__Exercise description__:
Go through the material below and copy each line where the word "this" appears.

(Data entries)
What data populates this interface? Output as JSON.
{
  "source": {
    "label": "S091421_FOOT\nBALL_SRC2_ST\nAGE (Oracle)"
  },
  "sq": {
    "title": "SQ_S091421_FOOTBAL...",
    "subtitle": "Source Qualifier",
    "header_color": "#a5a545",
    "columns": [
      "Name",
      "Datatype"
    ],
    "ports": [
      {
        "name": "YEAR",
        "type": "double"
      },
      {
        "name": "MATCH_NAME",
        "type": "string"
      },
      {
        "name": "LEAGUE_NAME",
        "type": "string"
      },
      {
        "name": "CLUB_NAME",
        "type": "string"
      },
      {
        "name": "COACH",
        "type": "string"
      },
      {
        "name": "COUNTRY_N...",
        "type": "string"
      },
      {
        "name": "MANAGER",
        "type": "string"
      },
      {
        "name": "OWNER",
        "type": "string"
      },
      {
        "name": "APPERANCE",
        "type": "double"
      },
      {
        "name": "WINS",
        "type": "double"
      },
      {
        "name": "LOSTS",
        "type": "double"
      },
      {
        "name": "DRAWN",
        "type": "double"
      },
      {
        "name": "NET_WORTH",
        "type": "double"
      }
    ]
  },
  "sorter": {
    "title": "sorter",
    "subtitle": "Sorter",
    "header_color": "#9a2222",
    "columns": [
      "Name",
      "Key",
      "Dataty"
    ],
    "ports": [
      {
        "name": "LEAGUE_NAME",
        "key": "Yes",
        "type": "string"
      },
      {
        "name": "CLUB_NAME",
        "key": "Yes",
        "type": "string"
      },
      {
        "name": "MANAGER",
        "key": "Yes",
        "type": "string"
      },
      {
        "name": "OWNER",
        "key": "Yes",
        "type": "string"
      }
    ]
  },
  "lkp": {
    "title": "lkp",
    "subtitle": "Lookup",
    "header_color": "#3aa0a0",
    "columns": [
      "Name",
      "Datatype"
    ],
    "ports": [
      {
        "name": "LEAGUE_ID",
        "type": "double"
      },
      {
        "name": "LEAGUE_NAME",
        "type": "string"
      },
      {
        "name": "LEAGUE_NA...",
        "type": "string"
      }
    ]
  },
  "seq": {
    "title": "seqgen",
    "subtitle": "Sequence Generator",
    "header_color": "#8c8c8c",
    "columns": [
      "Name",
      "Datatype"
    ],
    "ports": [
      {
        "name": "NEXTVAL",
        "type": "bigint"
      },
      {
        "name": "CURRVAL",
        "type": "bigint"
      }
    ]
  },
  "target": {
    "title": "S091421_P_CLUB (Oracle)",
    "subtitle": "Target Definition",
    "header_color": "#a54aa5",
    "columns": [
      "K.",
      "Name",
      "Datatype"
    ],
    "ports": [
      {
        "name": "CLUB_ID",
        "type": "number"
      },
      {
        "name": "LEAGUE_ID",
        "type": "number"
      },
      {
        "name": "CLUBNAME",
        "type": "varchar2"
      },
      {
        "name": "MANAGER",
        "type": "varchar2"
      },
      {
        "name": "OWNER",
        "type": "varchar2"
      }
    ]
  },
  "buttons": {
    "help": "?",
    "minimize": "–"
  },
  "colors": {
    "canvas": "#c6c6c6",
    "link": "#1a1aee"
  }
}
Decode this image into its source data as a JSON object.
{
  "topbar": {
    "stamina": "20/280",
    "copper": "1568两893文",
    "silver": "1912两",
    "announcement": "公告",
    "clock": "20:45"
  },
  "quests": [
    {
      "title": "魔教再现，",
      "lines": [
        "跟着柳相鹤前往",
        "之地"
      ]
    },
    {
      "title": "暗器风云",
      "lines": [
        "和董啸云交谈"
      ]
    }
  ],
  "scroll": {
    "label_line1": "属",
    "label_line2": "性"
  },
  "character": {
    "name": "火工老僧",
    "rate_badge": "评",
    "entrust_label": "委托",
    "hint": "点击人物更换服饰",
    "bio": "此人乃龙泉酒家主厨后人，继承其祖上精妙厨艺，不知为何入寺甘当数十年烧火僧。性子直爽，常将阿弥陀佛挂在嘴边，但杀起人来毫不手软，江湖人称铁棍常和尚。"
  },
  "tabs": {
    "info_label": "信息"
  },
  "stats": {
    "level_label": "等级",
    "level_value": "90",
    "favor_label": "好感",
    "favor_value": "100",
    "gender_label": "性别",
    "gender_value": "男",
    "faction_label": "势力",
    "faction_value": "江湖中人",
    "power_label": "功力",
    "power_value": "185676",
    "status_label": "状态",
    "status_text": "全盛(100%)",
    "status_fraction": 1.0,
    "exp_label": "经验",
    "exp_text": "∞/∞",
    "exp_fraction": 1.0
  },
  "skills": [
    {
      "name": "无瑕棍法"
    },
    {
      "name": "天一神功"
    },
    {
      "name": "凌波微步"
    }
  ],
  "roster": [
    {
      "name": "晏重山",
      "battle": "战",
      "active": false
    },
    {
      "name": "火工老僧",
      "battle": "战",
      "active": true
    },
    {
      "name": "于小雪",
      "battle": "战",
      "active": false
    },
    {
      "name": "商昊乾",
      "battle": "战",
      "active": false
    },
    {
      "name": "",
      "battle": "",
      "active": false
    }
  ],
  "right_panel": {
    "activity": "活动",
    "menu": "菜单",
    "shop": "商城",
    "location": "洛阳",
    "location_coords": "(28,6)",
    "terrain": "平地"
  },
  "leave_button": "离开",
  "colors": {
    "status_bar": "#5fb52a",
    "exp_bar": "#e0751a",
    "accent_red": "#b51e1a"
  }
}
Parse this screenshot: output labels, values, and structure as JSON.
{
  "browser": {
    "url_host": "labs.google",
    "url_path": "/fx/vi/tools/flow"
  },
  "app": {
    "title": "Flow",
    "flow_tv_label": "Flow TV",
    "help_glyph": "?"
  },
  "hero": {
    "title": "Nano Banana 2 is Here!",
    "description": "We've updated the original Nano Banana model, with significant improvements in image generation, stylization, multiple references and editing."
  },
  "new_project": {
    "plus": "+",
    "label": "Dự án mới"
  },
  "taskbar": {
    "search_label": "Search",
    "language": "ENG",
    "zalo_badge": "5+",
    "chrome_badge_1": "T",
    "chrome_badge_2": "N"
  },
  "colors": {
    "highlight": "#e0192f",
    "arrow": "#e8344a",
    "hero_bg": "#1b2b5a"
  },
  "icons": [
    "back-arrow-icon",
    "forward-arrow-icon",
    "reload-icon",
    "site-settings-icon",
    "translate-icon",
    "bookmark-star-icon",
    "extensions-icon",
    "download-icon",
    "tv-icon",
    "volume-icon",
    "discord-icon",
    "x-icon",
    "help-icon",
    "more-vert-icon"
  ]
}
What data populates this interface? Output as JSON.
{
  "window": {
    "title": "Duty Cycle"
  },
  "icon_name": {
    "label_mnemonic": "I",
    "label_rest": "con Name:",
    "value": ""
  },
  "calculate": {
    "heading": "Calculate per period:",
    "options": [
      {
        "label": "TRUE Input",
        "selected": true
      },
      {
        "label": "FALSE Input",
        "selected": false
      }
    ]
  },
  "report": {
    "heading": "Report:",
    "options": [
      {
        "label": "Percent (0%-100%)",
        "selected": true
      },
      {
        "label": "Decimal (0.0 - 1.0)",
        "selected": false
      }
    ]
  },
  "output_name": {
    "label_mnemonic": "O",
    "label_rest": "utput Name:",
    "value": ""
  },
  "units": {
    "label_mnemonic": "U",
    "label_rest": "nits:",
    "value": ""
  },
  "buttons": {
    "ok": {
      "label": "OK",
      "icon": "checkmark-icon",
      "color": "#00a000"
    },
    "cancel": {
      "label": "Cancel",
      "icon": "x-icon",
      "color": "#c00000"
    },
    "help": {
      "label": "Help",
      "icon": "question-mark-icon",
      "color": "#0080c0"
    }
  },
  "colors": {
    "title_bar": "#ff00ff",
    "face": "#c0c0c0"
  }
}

__Completed task__:
What data populates this interface? Output as JSON.
Decode this image into its source data as a JSON object.
Parse this screenshot: output labels, values, and structure as JSON.
What data populates this interface? Output as JSON.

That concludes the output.